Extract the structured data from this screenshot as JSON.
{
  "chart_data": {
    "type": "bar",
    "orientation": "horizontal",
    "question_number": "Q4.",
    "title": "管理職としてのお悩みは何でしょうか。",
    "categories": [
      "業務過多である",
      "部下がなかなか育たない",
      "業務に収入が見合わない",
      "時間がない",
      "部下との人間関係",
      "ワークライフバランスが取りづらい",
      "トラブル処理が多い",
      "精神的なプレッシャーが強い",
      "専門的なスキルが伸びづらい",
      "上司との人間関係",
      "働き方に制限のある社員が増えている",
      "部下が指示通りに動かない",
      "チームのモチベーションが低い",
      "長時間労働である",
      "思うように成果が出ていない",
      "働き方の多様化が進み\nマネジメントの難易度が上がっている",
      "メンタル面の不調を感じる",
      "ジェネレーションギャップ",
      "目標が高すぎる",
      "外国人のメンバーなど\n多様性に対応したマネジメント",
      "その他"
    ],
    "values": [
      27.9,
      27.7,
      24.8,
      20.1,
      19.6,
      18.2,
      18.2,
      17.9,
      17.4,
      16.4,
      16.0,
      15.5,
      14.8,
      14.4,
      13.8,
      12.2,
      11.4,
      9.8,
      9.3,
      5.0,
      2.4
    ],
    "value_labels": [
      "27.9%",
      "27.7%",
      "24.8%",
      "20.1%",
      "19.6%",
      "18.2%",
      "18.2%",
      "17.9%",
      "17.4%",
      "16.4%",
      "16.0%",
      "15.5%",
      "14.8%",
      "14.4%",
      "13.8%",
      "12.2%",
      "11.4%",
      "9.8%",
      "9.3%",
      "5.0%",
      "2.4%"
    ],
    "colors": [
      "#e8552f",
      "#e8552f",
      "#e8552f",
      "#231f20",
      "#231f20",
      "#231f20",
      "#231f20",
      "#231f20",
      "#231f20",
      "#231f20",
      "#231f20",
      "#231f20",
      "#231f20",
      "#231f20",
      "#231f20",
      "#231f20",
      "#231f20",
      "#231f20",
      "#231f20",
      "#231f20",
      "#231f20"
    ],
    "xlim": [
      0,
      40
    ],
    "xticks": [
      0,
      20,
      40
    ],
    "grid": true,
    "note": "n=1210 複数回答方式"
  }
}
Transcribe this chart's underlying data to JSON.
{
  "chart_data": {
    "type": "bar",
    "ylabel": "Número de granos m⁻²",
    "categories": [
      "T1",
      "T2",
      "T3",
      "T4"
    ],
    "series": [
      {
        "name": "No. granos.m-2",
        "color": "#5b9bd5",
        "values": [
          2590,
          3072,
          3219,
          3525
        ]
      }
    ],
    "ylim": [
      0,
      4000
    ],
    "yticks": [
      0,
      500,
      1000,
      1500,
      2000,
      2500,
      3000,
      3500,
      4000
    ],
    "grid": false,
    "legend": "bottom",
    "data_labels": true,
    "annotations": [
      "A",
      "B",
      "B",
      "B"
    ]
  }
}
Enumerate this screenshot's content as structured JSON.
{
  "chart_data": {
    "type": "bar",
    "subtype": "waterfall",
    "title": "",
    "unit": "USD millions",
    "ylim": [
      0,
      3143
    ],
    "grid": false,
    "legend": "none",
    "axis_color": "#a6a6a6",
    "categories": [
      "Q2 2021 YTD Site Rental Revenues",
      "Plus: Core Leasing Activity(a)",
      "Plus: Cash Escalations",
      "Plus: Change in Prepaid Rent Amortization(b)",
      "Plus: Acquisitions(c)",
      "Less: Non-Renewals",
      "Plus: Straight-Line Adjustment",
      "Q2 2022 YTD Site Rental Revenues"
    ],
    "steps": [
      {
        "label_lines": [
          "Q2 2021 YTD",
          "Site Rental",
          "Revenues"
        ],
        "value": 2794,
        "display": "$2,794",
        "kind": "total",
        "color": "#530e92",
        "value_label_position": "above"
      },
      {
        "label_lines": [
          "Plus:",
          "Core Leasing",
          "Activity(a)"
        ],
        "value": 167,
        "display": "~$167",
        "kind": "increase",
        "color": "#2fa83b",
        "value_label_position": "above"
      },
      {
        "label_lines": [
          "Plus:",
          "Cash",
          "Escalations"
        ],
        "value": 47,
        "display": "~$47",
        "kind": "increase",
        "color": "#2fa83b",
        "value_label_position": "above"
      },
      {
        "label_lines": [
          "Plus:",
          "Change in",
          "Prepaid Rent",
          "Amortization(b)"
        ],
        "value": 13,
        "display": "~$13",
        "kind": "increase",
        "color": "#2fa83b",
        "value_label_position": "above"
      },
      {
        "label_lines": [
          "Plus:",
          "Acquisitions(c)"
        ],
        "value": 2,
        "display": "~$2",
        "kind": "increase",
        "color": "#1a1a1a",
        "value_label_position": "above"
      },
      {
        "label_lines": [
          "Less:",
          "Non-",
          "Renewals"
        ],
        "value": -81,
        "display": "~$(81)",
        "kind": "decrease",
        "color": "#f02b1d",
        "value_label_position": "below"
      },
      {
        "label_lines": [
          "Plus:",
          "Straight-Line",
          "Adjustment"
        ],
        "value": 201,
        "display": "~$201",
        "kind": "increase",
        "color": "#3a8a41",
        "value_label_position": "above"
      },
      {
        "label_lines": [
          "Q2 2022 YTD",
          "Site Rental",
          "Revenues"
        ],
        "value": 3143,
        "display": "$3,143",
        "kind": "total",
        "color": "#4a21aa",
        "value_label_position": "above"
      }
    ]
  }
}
- - - -
Exercise requirements
Find how many lines in the listing hold "Activity", and reply with that number only.

Result of this exercise
2